■ **The problem**
Check each line of the records below and collect those holding "由分步乘法计数原理".

■ **Recorded information**

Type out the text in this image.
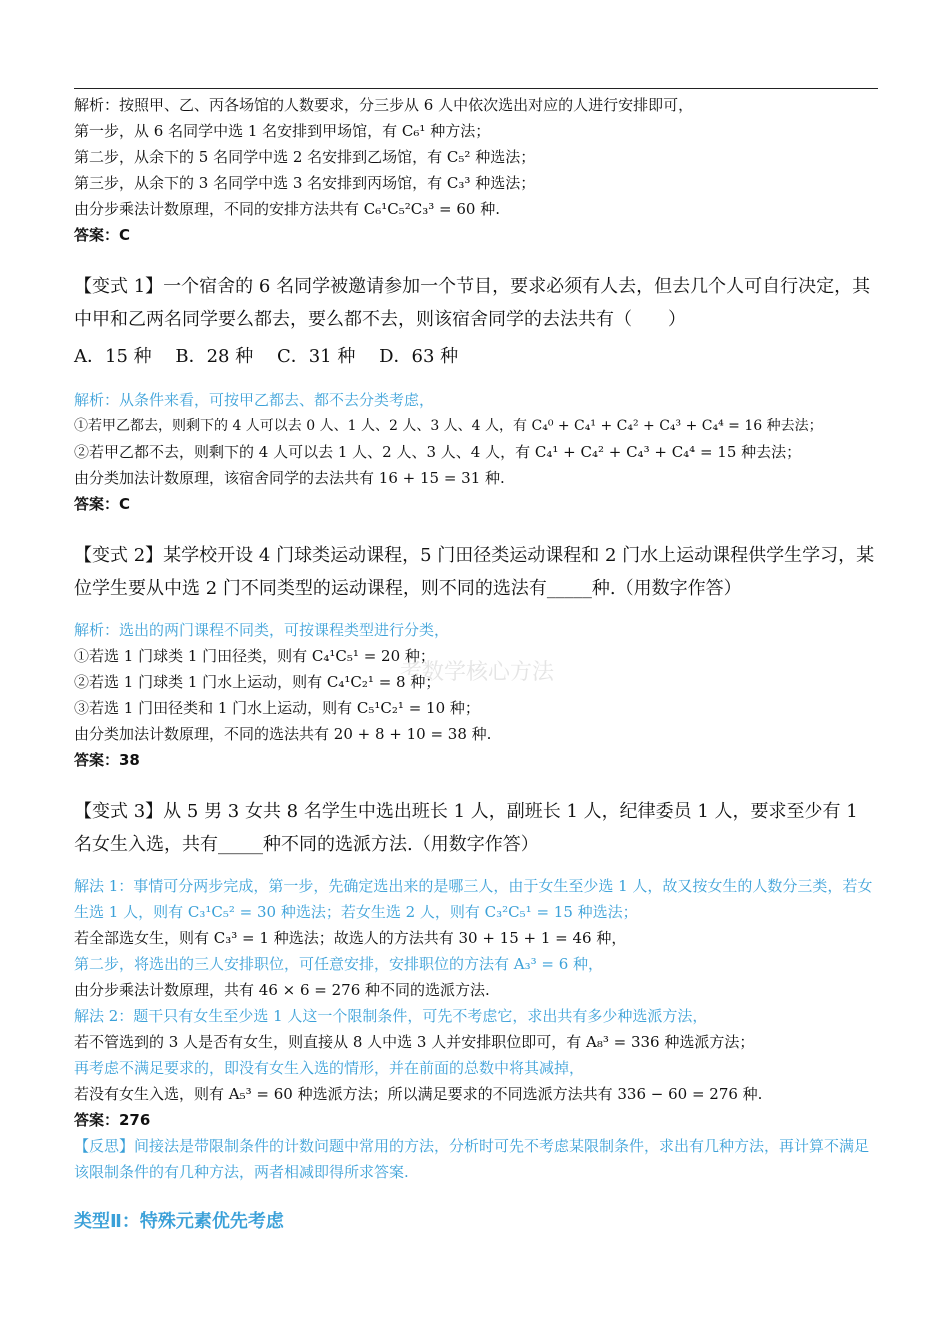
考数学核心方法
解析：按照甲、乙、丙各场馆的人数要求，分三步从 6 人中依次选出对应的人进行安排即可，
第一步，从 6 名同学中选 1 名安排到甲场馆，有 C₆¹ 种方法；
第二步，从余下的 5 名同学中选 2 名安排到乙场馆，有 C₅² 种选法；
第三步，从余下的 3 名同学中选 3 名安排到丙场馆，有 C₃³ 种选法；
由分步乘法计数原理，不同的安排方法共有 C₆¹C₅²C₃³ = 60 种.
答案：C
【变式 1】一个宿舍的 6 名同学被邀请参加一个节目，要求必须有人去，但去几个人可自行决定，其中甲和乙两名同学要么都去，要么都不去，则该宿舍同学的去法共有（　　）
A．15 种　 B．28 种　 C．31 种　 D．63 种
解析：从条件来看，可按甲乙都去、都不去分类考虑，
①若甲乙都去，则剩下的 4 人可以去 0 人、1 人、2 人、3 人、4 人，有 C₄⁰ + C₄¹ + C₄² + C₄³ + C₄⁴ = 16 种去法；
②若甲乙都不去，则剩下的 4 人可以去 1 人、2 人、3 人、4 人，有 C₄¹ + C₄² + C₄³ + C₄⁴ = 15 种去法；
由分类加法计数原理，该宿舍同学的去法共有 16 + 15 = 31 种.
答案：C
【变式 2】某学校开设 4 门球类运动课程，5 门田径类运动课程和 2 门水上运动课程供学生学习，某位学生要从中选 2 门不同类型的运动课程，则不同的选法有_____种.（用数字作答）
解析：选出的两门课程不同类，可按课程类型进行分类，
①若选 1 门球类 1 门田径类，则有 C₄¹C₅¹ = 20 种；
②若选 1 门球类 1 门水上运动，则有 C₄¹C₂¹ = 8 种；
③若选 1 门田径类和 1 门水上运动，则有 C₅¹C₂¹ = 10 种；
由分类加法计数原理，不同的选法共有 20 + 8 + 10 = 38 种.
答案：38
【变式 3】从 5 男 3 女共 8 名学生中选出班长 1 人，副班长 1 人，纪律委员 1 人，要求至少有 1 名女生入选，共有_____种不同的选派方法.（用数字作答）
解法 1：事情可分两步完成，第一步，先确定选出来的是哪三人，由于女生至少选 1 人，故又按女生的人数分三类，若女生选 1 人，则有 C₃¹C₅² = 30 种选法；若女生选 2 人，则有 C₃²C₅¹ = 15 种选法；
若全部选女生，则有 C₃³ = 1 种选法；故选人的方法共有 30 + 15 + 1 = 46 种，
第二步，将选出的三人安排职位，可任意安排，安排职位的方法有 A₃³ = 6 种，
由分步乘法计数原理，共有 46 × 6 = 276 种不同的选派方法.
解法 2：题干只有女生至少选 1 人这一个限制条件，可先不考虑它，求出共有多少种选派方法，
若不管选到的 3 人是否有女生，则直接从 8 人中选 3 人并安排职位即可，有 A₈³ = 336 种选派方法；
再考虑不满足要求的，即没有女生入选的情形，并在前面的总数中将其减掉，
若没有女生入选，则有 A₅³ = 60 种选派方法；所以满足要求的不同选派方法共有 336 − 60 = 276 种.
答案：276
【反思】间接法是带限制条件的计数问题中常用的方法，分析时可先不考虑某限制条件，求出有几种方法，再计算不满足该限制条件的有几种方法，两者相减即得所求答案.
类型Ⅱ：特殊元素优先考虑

■ **Answer to this task**
由分步乘法计数原理，不同的安排方法共有 C₆¹C₅²C₃³ = 60 种.
由分步乘法计数原理，共有 46 × 6 = 276 种不同的选派方法.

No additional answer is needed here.